> _TASK GOAL_
Write out the records word for word, with no pictures.

> _SUPPLIED RECORDS_
□ □ □ □ □

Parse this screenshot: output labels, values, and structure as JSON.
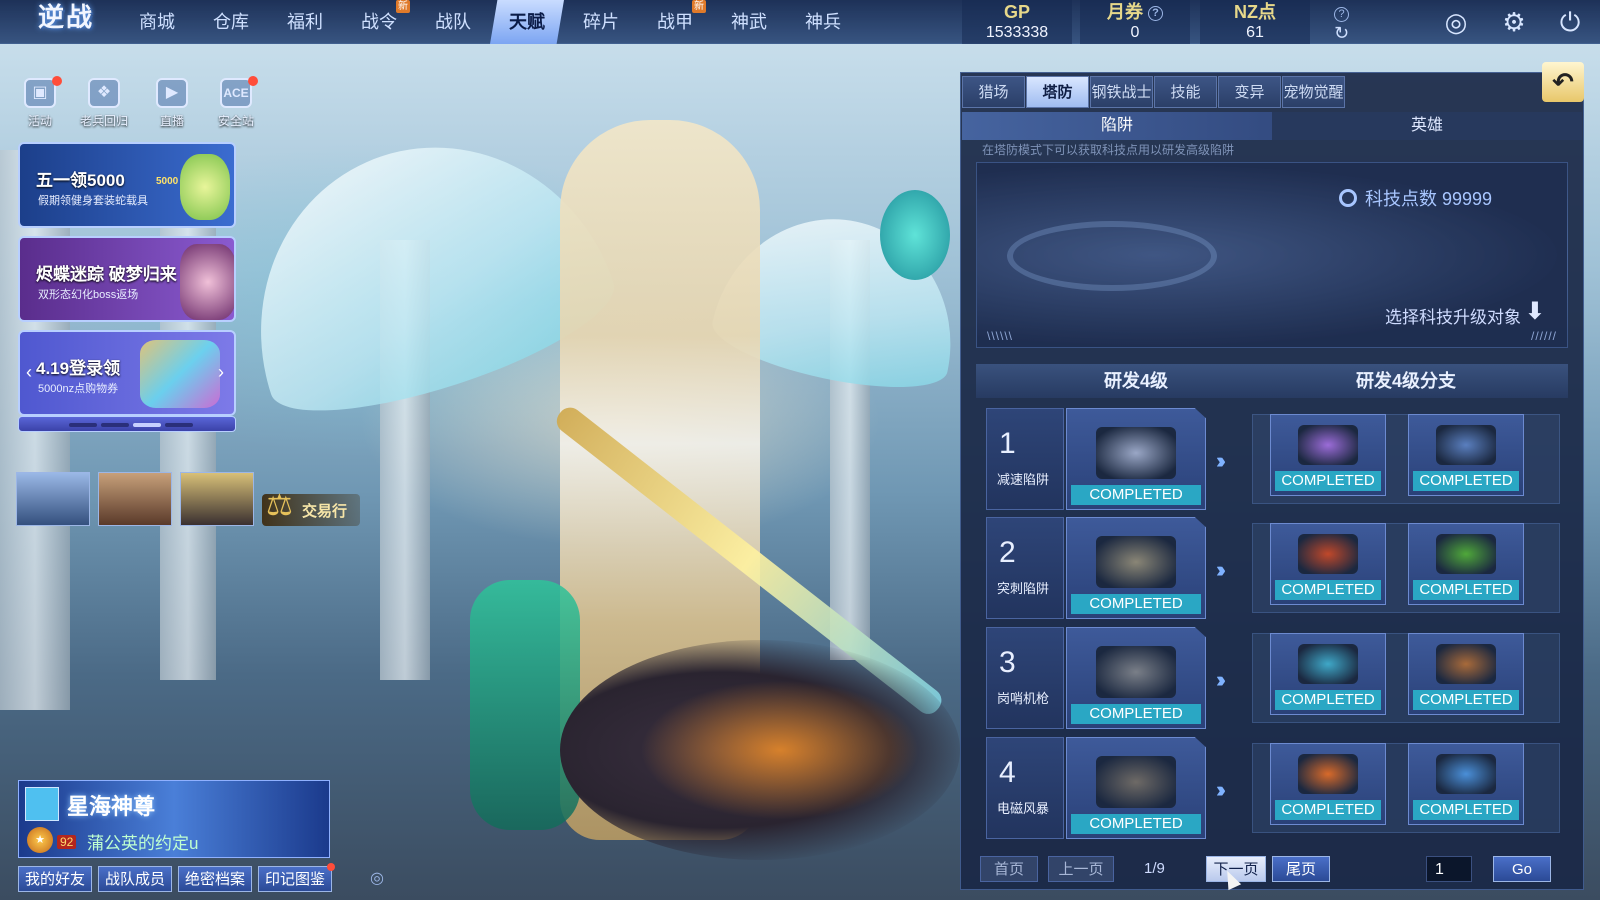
{
  "game": {
    "logo_text": "逆战"
  },
  "nav": {
    "items": [
      {
        "label": "商城",
        "badge": ""
      },
      {
        "label": "仓库",
        "badge": ""
      },
      {
        "label": "福利",
        "badge": ""
      },
      {
        "label": "战令",
        "badge": "新"
      },
      {
        "label": "战队",
        "badge": ""
      },
      {
        "label": "天赋",
        "badge": "",
        "active": true
      },
      {
        "label": "碎片",
        "badge": ""
      },
      {
        "label": "战甲",
        "badge": "新"
      },
      {
        "label": "神武",
        "badge": ""
      },
      {
        "label": "神兵",
        "badge": ""
      }
    ]
  },
  "currency": {
    "gp": {
      "name": "GP",
      "value": "1533338"
    },
    "monthly": {
      "name": "月券",
      "value": "0"
    },
    "nz": {
      "name": "NZ点",
      "value": "61"
    }
  },
  "top_icons": [
    "planet-icon",
    "gear-icon",
    "power-icon"
  ],
  "left": {
    "quick_icons": [
      {
        "label": "活动",
        "icon": "gift-icon",
        "dot": true
      },
      {
        "label": "老兵回归",
        "icon": "emblem-icon",
        "dot": false
      },
      {
        "label": "直播",
        "icon": "tv-icon",
        "dot": false
      },
      {
        "label": "安全站",
        "icon": "ace-icon",
        "dot": true
      }
    ],
    "banners": [
      {
        "title": "五一领5000",
        "subtitle": "假期领健身套装蛇载具",
        "extra": "5000"
      },
      {
        "title": "烬蝶迷踪 破梦归来",
        "subtitle": "双形态幻化boss返场"
      },
      {
        "title": "4.19登录领",
        "subtitle": "5000nz点购物券"
      }
    ],
    "trade_label": "交易行",
    "title_card": {
      "title": "星海神尊",
      "level": "92",
      "player_name": "蒲公英的约定u"
    },
    "bottom_buttons": [
      {
        "label": "我的好友",
        "dot": false
      },
      {
        "label": "战队成员",
        "dot": false
      },
      {
        "label": "绝密档案",
        "dot": false
      },
      {
        "label": "印记图鉴",
        "dot": true
      }
    ]
  },
  "panel": {
    "tabs": [
      {
        "label": "猎场",
        "active": false
      },
      {
        "label": "塔防",
        "active": true
      },
      {
        "label": "钢铁战士",
        "active": false
      },
      {
        "label": "技能",
        "active": false
      },
      {
        "label": "变异",
        "active": false
      },
      {
        "label": "宠物觉醒",
        "active": false
      }
    ],
    "subtabs": [
      {
        "label": "陷阱",
        "active": true
      },
      {
        "label": "英雄",
        "active": false
      }
    ],
    "hint": "在塔防模式下可以获取科技点用以研发高级陷阱",
    "tech_points_label": "科技点数 99999",
    "select_hint": "选择科技升级对象",
    "grid_headers": [
      "研发4级",
      "研发4级分支"
    ],
    "rows": [
      {
        "num": "1",
        "name": "减速陷阱",
        "main_status": "COMPLETED",
        "branch_status": [
          "COMPLETED",
          "COMPLETED"
        ],
        "colors": {
          "main": "#9aa7c6",
          "b1": "#9b6cd8",
          "b2": "#5a7fbf"
        }
      },
      {
        "num": "2",
        "name": "突刺陷阱",
        "main_status": "COMPLETED",
        "branch_status": [
          "COMPLETED",
          "COMPLETED"
        ],
        "colors": {
          "main": "#8a8676",
          "b1": "#c0482a",
          "b2": "#4fa83a"
        }
      },
      {
        "num": "3",
        "name": "岗哨机枪",
        "main_status": "COMPLETED",
        "branch_status": [
          "COMPLETED",
          "COMPLETED"
        ],
        "colors": {
          "main": "#7a7f88",
          "b1": "#3fa8c8",
          "b2": "#a86a3a"
        }
      },
      {
        "num": "4",
        "name": "电磁风暴",
        "main_status": "COMPLETED",
        "branch_status": [
          "COMPLETED",
          "COMPLETED"
        ],
        "colors": {
          "main": "#6e6a66",
          "b1": "#d86a2a",
          "b2": "#4a8fd8"
        }
      }
    ],
    "pagination": {
      "first": "首页",
      "prev": "上一页",
      "page_info": "1/9",
      "next": "下一页",
      "last": "尾页",
      "input_value": "1",
      "go": "Go"
    }
  },
  "colors": {
    "accent": "#2aa7c4",
    "panel": "#1a2846",
    "active_tab": "#c9dcff"
  }
}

□ □ □ □ □

> _PROBLEM SOLUTION_
Parse this screenshot: output labels, values, and structure as JSON.
{
  "game": {
    "logo_text": "逆战"
  },
  "nav": {
    "items": [
      {
        "label": "商城",
        "badge": ""
      },
      {
        "label": "仓库",
        "badge": ""
      },
      {
        "label": "福利",
        "badge": ""
      },
      {
        "label": "战令",
        "badge": "新"
      },
      {
        "label": "战队",
        "badge": ""
      },
      {
        "label": "天赋",
        "badge": "",
        "active": true
      },
      {
        "label": "碎片",
        "badge": ""
      },
      {
        "label": "战甲",
        "badge": "新"
      },
      {
        "label": "神武",
        "badge": ""
      },
      {
        "label": "神兵",
        "badge": ""
      }
    ]
  },
  "currency": {
    "gp": {
      "name": "GP",
      "value": "1533338"
    },
    "monthly": {
      "name": "月券",
      "value": "0"
    },
    "nz": {
      "name": "NZ点",
      "value": "61"
    }
  },
  "top_icons": [
    "planet-icon",
    "gear-icon",
    "power-icon"
  ],
  "left": {
    "quick_icons": [
      {
        "label": "活动",
        "icon": "gift-icon",
        "dot": true
      },
      {
        "label": "老兵回归",
        "icon": "emblem-icon",
        "dot": false
      },
      {
        "label": "直播",
        "icon": "tv-icon",
        "dot": false
      },
      {
        "label": "安全站",
        "icon": "ace-icon",
        "dot": true
      }
    ],
    "banners": [
      {
        "title": "五一领5000",
        "subtitle": "假期领健身套装蛇载具",
        "extra": "5000"
      },
      {
        "title": "烬蝶迷踪 破梦归来",
        "subtitle": "双形态幻化boss返场"
      },
      {
        "title": "4.19登录领",
        "subtitle": "5000nz点购物券"
      }
    ],
    "trade_label": "交易行",
    "title_card": {
      "title": "星海神尊",
      "level": "92",
      "player_name": "蒲公英的约定u"
    },
    "bottom_buttons": [
      {
        "label": "我的好友",
        "dot": false
      },
      {
        "label": "战队成员",
        "dot": false
      },
      {
        "label": "绝密档案",
        "dot": false
      },
      {
        "label": "印记图鉴",
        "dot": true
      }
    ]
  },
  "panel": {
    "tabs": [
      {
        "label": "猎场",
        "active": false
      },
      {
        "label": "塔防",
        "active": true
      },
      {
        "label": "钢铁战士",
        "active": false
      },
      {
        "label": "技能",
        "active": false
      },
      {
        "label": "变异",
        "active": false
      },
      {
        "label": "宠物觉醒",
        "active": false
      }
    ],
    "subtabs": [
      {
        "label": "陷阱",
        "active": true
      },
      {
        "label": "英雄",
        "active": false
      }
    ],
    "hint": "在塔防模式下可以获取科技点用以研发高级陷阱",
    "tech_points_label": "科技点数 99999",
    "select_hint": "选择科技升级对象",
    "grid_headers": [
      "研发4级",
      "研发4级分支"
    ],
    "rows": [
      {
        "num": "1",
        "name": "减速陷阱",
        "main_status": "COMPLETED",
        "branch_status": [
          "COMPLETED",
          "COMPLETED"
        ],
        "colors": {
          "main": "#9aa7c6",
          "b1": "#9b6cd8",
          "b2": "#5a7fbf"
        }
      },
      {
        "num": "2",
        "name": "突刺陷阱",
        "main_status": "COMPLETED",
        "branch_status": [
          "COMPLETED",
          "COMPLETED"
        ],
        "colors": {
          "main": "#8a8676",
          "b1": "#c0482a",
          "b2": "#4fa83a"
        }
      },
      {
        "num": "3",
        "name": "岗哨机枪",
        "main_status": "COMPLETED",
        "branch_status": [
          "COMPLETED",
          "COMPLETED"
        ],
        "colors": {
          "main": "#7a7f88",
          "b1": "#3fa8c8",
          "b2": "#a86a3a"
        }
      },
      {
        "num": "4",
        "name": "电磁风暴",
        "main_status": "COMPLETED",
        "branch_status": [
          "COMPLETED",
          "COMPLETED"
        ],
        "colors": {
          "main": "#6e6a66",
          "b1": "#d86a2a",
          "b2": "#4a8fd8"
        }
      }
    ],
    "pagination": {
      "first": "首页",
      "prev": "上一页",
      "page_info": "1/9",
      "next": "下一页",
      "last": "尾页",
      "input_value": "1",
      "go": "Go"
    }
  },
  "colors": {
    "accent": "#2aa7c4",
    "panel": "#1a2846",
    "active_tab": "#c9dcff"
  }
}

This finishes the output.